PASSAGE PROVIDED:
Jurijs Ševļakovs

Personal information
- Date of birth: 24 January 1959 (age 66)
- Place of birth: Moscow, Soviet Union
- Height: 1.81 m (5 ft 11 in)
- Position(s): Defender

Youth career
- 197?–1980: CSKA Moscow

Senior career*
- Years: Team / Apps / (Gls)
- 1981: Cement Novorossiysk / 34 / (0)
- 1982–1990: Daugava Rīga / 338 / (9)
- 1991: Ilves Tampere / 21 / (1)
- 1992: Vantaan Pallo-70 / 22 / (3)
- 1993: Ilves Tampere / 14 / (0)
- 1994–1997: Skonto Rīga / 85 / (6)

International career^{‡}
- 1992–1997: Latvia / 44 / (2)

= Jurijs Ševļakovs =

Soviet and Latvian footballer

Jurijs Ševļakovs (born 24 January 1959 in Moscow, Soviet Union) is a former Latvian football defender, now a football manager.

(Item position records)
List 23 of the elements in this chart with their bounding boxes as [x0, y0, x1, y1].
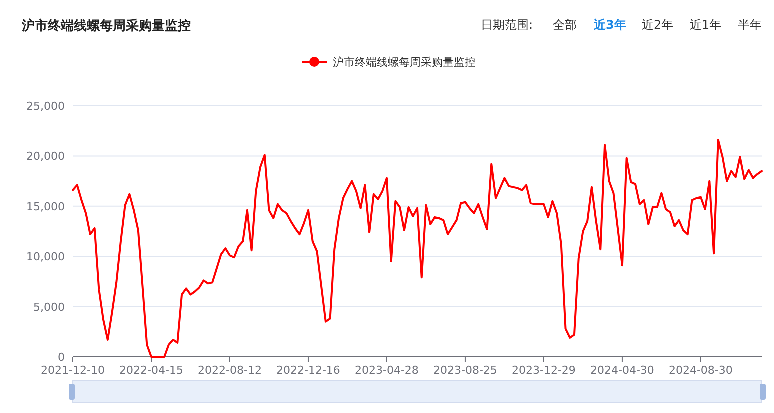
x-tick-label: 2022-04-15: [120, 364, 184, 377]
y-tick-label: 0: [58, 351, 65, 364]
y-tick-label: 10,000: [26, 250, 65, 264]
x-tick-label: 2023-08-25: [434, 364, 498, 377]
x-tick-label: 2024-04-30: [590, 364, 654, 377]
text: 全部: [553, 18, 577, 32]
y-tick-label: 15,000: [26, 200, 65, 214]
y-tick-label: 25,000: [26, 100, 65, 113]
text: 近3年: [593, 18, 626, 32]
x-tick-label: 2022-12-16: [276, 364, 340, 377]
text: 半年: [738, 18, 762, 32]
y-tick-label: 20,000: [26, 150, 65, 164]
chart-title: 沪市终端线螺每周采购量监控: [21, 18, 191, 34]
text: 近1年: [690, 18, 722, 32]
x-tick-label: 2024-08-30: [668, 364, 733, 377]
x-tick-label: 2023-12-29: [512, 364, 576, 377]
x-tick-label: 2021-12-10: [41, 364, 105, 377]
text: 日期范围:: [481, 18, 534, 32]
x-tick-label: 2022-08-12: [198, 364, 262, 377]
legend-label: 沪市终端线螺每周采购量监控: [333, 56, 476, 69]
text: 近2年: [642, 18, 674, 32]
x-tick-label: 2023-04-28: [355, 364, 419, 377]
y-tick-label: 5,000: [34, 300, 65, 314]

--

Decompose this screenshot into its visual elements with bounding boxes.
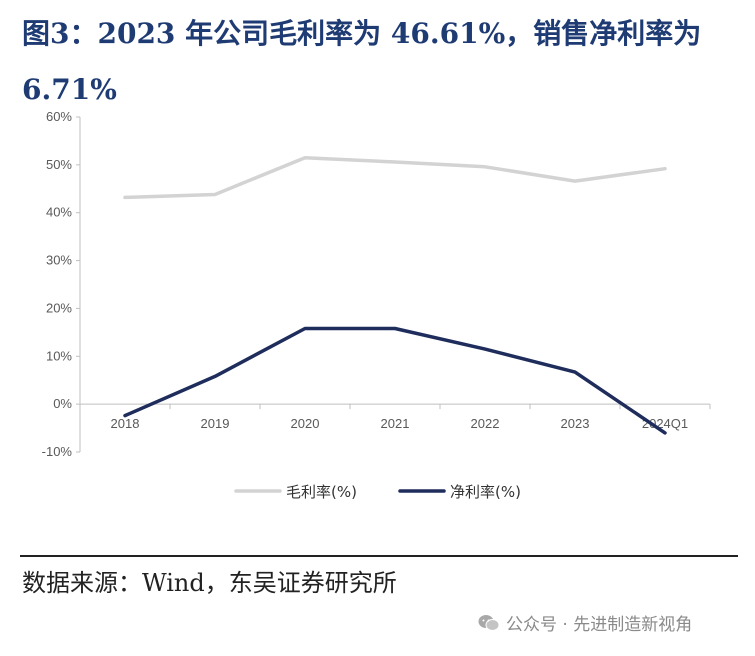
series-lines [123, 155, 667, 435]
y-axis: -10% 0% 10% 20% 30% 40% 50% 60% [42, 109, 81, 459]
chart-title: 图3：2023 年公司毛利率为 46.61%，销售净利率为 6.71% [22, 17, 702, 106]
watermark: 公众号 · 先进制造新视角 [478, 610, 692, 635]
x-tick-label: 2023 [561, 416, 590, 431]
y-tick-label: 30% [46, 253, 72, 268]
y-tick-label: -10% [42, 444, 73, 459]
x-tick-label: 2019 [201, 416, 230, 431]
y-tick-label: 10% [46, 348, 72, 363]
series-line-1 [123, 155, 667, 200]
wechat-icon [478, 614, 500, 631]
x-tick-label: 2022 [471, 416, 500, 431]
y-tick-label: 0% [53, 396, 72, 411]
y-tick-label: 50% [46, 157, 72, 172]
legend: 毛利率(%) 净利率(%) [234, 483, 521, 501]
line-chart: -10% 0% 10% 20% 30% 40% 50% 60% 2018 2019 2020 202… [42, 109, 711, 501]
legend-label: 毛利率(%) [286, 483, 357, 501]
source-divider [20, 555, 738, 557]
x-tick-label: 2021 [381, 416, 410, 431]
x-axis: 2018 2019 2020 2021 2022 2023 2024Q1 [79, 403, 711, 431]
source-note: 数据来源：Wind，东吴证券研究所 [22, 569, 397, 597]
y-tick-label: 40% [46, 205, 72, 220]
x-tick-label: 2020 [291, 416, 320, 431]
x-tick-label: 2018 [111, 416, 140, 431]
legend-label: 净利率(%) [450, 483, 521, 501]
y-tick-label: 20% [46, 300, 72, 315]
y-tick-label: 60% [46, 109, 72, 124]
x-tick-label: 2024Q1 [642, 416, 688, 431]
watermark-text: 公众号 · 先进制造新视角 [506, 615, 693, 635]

---

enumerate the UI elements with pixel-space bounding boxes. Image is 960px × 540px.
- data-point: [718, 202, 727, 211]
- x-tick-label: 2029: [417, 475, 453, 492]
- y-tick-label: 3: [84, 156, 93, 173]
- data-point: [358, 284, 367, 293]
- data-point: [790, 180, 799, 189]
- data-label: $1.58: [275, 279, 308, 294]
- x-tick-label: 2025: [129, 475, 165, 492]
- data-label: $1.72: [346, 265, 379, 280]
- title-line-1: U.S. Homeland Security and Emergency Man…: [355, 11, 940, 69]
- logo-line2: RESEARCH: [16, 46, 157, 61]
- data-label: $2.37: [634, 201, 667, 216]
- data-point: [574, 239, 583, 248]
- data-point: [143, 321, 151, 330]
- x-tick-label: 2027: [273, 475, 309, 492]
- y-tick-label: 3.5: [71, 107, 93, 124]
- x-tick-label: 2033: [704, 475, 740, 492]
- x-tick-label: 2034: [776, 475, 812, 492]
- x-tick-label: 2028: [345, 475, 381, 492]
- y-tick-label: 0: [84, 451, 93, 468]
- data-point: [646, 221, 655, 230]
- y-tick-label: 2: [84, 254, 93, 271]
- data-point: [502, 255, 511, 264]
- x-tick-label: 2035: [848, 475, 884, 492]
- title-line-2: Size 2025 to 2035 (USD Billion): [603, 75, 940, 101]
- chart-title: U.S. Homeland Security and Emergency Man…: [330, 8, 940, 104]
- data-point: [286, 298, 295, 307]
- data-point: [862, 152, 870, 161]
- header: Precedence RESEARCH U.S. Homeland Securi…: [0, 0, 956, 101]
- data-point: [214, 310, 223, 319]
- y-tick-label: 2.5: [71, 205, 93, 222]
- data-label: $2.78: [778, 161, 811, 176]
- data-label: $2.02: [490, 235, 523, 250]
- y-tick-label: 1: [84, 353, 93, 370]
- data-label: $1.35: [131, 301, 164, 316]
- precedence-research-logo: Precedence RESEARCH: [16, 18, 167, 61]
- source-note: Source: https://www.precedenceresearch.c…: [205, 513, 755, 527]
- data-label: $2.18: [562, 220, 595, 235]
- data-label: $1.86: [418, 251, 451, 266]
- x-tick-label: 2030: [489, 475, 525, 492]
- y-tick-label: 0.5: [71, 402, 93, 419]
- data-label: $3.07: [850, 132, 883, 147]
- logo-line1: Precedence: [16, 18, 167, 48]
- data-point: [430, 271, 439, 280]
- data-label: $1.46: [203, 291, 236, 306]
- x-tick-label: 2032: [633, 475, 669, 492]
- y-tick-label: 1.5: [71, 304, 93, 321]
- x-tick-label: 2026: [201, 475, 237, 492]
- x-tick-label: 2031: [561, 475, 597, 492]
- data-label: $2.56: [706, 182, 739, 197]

JOB A: According to the profile of Jurijs Ševļakovs, which club did he play for from 1982 to 1990?
JOB B: Render this sentence from the footballer's profile in Spanish: "Jurijs Ševļakovs (born 24 January 1959 in Moscow, Soviet Union) is a former Latvian football defender, now a football manager."
JOB C: Carry on the profile of the footballer Jurijs Ševļakovs, starting after its final sentence.
These records have no connection to the text about the footballer.

FINAL ANSWER A: Daugava Rīga

FINAL ANSWER B: Jurijs Ševļakovs (nacido el 24 de enero de 1959 en Moscú, Unión Soviética) es un exdefensa de fútbol letón, actualmente entrenador de fútbol.

FINAL ANSWER C:
==Club playing career==
His career as a player began in CSKA Moscow where he played a couple of games in the reserves team but could not achieve more and left Moscow. In 1981, he joined his first senior team - Cement Novorossiysk. After one year in Novorossiysk Ševļakovs moved to FK Daugava Rīga where he played until 1990, making more than 330 appearances for the club. In 1991, he went to his first team outside the former USSR - Ilves in Finland. After three seasons in Finland he returned to Latvia and joined the strongest Latvian team at the time - FC Skonto and won the gold of Virslīga four times in a row. He was selected the best Latvian footballer of the year in 1997.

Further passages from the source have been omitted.